start Material provided

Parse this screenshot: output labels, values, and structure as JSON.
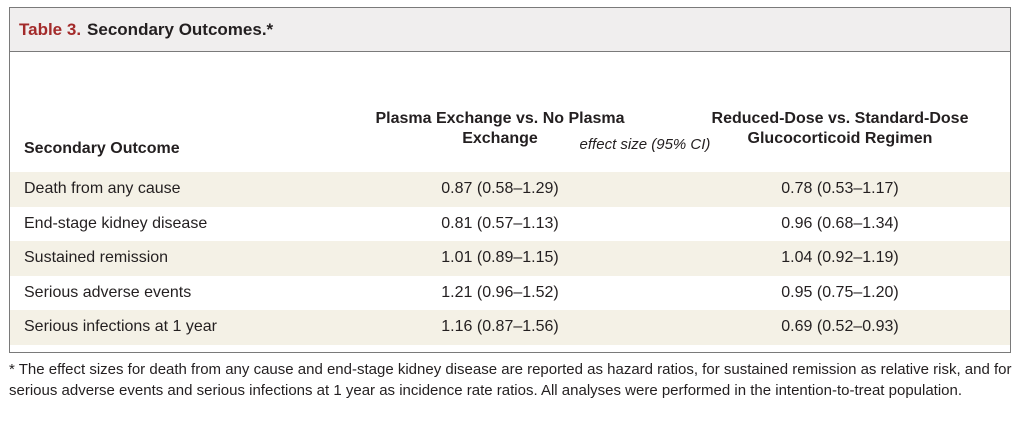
{
  "table": {
    "title_label": "Table 3.",
    "title_text": "Secondary Outcomes.*",
    "col_outcome": "Secondary Outcome",
    "col_1": "Plasma Exchange vs. No Plasma Exchange",
    "col_2": "Reduced-Dose vs. Standard-Dose Glucocorticoid Regimen",
    "unit_label": "effect size (95% CI)",
    "rows": [
      {
        "outcome": "Death from any cause",
        "v1": "0.87 (0.58–1.29)",
        "v2": "0.78 (0.53–1.17)"
      },
      {
        "outcome": "End-stage kidney disease",
        "v1": "0.81 (0.57–1.13)",
        "v2": "0.96 (0.68–1.34)"
      },
      {
        "outcome": "Sustained remission",
        "v1": "1.01 (0.89–1.15)",
        "v2": "1.04 (0.92–1.19)"
      },
      {
        "outcome": "Serious adverse events",
        "v1": "1.21 (0.96–1.52)",
        "v2": "0.95 (0.75–1.20)"
      },
      {
        "outcome": "Serious infections at 1 year",
        "v1": "1.16 (0.87–1.56)",
        "v2": "0.69 (0.52–0.93)"
      }
    ]
  },
  "footnote": "* The effect sizes for death from any cause and end-stage kidney disease are reported as hazard ratios, for sustained remission as relative risk, and for serious adverse events and serious infections at 1 year as incidence rate ratios. All analyses were performed in the intention-to-treat population.",
  "colors": {
    "title_label": "#a32a2a",
    "title_bar_bg": "#f0eeee",
    "row_stripe": "#f4f1e6",
    "border": "#7a7a7a"
  }
}
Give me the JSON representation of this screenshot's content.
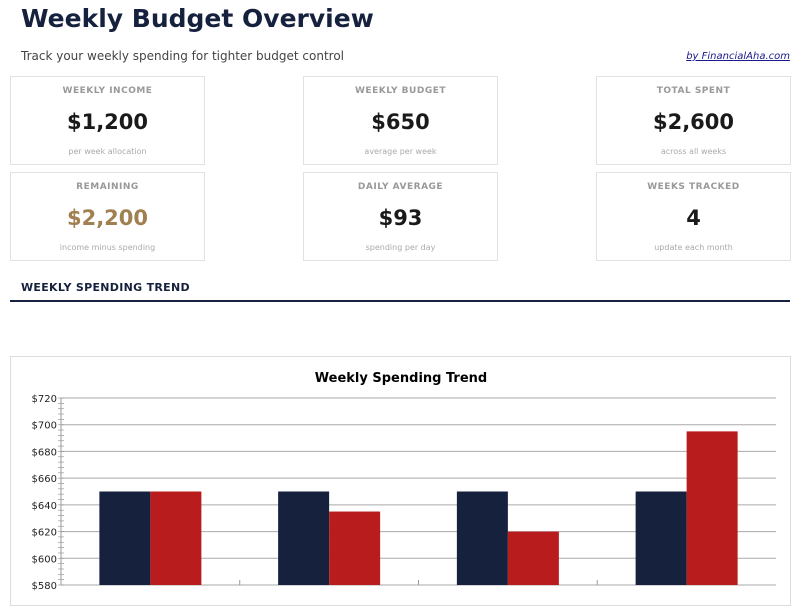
{
  "header": {
    "title": "Weekly Budget Overview",
    "subtitle": "Track your weekly spending for tighter budget control",
    "byline": "by FinancialAha.com"
  },
  "cards": [
    {
      "label": "WEEKLY INCOME",
      "value": "$1,200",
      "sub": "per week allocation"
    },
    {
      "label": "WEEKLY BUDGET",
      "value": "$650",
      "sub": "average per week"
    },
    {
      "label": "TOTAL SPENT",
      "value": "$2,600",
      "sub": "across all weeks"
    },
    {
      "label": "REMAINING",
      "value": "$2,200",
      "sub": "income minus spending",
      "color": "#a08050"
    },
    {
      "label": "DAILY AVERAGE",
      "value": "$93",
      "sub": "spending per day"
    },
    {
      "label": "WEEKS TRACKED",
      "value": "4",
      "sub": "update each month"
    }
  ],
  "section": {
    "title": "WEEKLY SPENDING TREND"
  },
  "chart_data": {
    "type": "bar",
    "title": "Weekly Spending Trend",
    "categories": [
      "",
      "",
      "",
      ""
    ],
    "series": [
      {
        "values": [
          650,
          650,
          650,
          650
        ],
        "color": "#16213e"
      },
      {
        "values": [
          650,
          635,
          620,
          695
        ],
        "color": "#b91c1c"
      }
    ],
    "ylim": [
      580,
      720
    ],
    "yticks": [
      "$580",
      "$600",
      "$620",
      "$640",
      "$660",
      "$680",
      "$700",
      "$720"
    ],
    "grid": true
  }
}
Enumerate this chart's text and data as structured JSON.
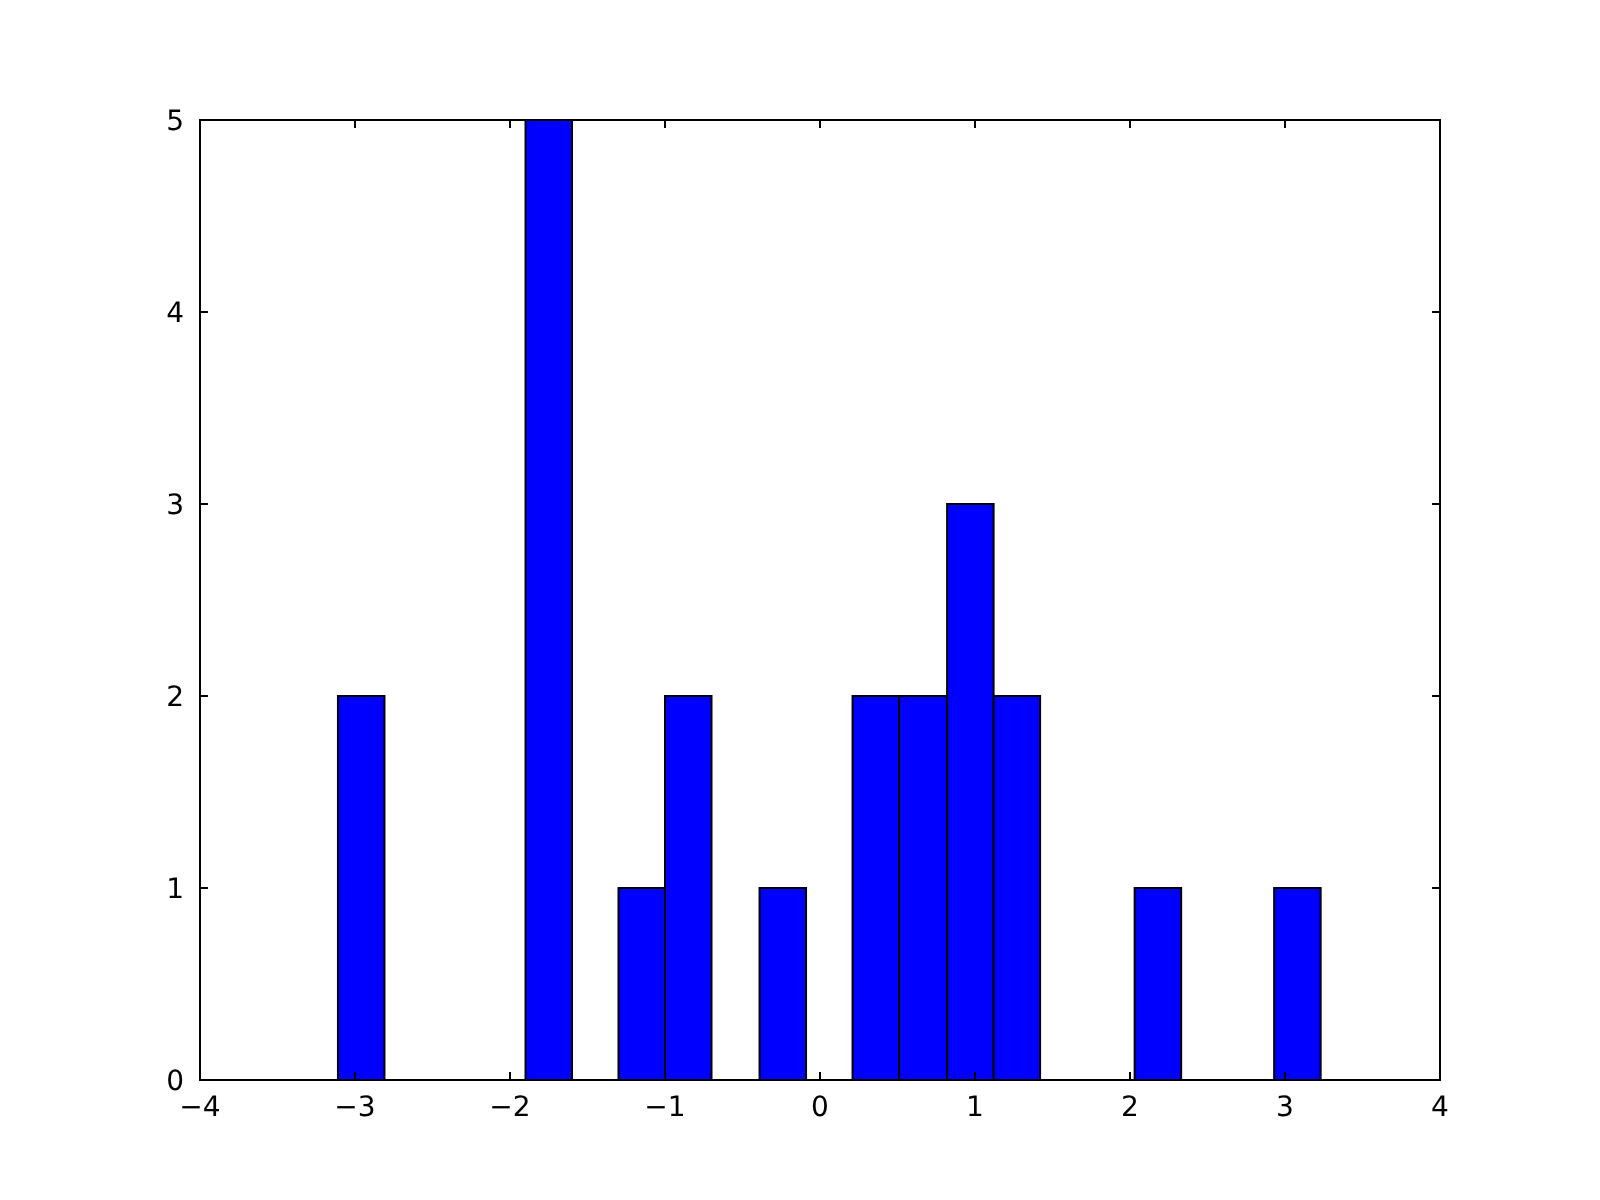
{
  "chart_data": {
    "type": "histogram",
    "bins": [
      -3.11,
      -2.81,
      -1.9,
      -1.6,
      -1.3,
      -1.0,
      -0.7,
      -0.39,
      -0.09,
      0.21,
      0.51,
      0.82,
      1.12,
      1.42,
      2.03,
      2.33,
      2.93,
      3.23
    ],
    "values": [
      2,
      0,
      5,
      0,
      1,
      2,
      0,
      1,
      0,
      2,
      2,
      3,
      2,
      0,
      1,
      0,
      1
    ],
    "color": "#0000ff",
    "xlim": [
      -4,
      4
    ],
    "xticks": [
      -4,
      -3,
      -2,
      -1,
      0,
      1,
      2,
      3,
      4
    ],
    "ylim": [
      0,
      5
    ],
    "yticks": [
      0,
      1,
      2,
      3,
      4,
      5
    ],
    "grid": false
  }
}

end Material provided

**Problem**
Transcribe the material exactly, leaving every picture out.

**Answer for this exercise**
Parse this screenshot: output labels, values, and structure as JSON.
{
  "table": {
    "title_label": "Table 3.",
    "title_text": "Secondary Outcomes.*",
    "col_outcome": "Secondary Outcome",
    "col_1": "Plasma Exchange vs. No Plasma Exchange",
    "col_2": "Reduced-Dose vs. Standard-Dose Glucocorticoid Regimen",
    "unit_label": "effect size (95% CI)",
    "rows": [
      {
        "outcome": "Death from any cause",
        "v1": "0.87 (0.58–1.29)",
        "v2": "0.78 (0.53–1.17)"
      },
      {
        "outcome": "End-stage kidney disease",
        "v1": "0.81 (0.57–1.13)",
        "v2": "0.96 (0.68–1.34)"
      },
      {
        "outcome": "Sustained remission",
        "v1": "1.01 (0.89–1.15)",
        "v2": "1.04 (0.92–1.19)"
      },
      {
        "outcome": "Serious adverse events",
        "v1": "1.21 (0.96–1.52)",
        "v2": "0.95 (0.75–1.20)"
      },
      {
        "outcome": "Serious infections at 1 year",
        "v1": "1.16 (0.87–1.56)",
        "v2": "0.69 (0.52–0.93)"
      }
    ]
  },
  "footnote": "* The effect sizes for death from any cause and end-stage kidney disease are reported as hazard ratios, for sustained remission as relative risk, and for serious adverse events and serious infections at 1 year as incidence rate ratios. All analyses were performed in the intention-to-treat population.",
  "colors": {
    "title_label": "#a32a2a",
    "title_bar_bg": "#f0eeee",
    "row_stripe": "#f4f1e6",
    "border": "#7a7a7a"
  }
}
Give me the JSON representation of this screenshot's content.
{
  "header": {
    "title": "Weekly Budget Overview",
    "subtitle": "Track your weekly spending for tighter budget control",
    "byline": "by FinancialAha.com"
  },
  "cards": [
    {
      "label": "WEEKLY INCOME",
      "value": "$1,200",
      "sub": "per week allocation"
    },
    {
      "label": "WEEKLY BUDGET",
      "value": "$650",
      "sub": "average per week"
    },
    {
      "label": "TOTAL SPENT",
      "value": "$2,600",
      "sub": "across all weeks"
    },
    {
      "label": "REMAINING",
      "value": "$2,200",
      "sub": "income minus spending",
      "color": "#a08050"
    },
    {
      "label": "DAILY AVERAGE",
      "value": "$93",
      "sub": "spending per day"
    },
    {
      "label": "WEEKS TRACKED",
      "value": "4",
      "sub": "update each month"
    }
  ],
  "section": {
    "title": "WEEKLY SPENDING TREND"
  },
  "chart_data": {
    "type": "bar",
    "title": "Weekly Spending Trend",
    "categories": [
      "",
      "",
      "",
      ""
    ],
    "series": [
      {
        "values": [
          650,
          650,
          650,
          650
        ],
        "color": "#16213e"
      },
      {
        "values": [
          650,
          635,
          620,
          695
        ],
        "color": "#b91c1c"
      }
    ],
    "ylim": [
      580,
      720
    ],
    "yticks": [
      "$580",
      "$600",
      "$620",
      "$640",
      "$660",
      "$680",
      "$700",
      "$720"
    ],
    "grid": true
  }
}
Enumerate this chart's text and data as structured JSON.
{
  "chart_data": {
    "type": "histogram",
    "bins": [
      -3.11,
      -2.81,
      -1.9,
      -1.6,
      -1.3,
      -1.0,
      -0.7,
      -0.39,
      -0.09,
      0.21,
      0.51,
      0.82,
      1.12,
      1.42,
      2.03,
      2.33,
      2.93,
      3.23
    ],
    "values": [
      2,
      0,
      5,
      0,
      1,
      2,
      0,
      1,
      0,
      2,
      2,
      3,
      2,
      0,
      1,
      0,
      1
    ],
    "color": "#0000ff",
    "xlim": [
      -4,
      4
    ],
    "xticks": [
      -4,
      -3,
      -2,
      -1,
      0,
      1,
      2,
      3,
      4
    ],
    "ylim": [
      0,
      5
    ],
    "yticks": [
      0,
      1,
      2,
      3,
      4,
      5
    ],
    "grid": false
  }
}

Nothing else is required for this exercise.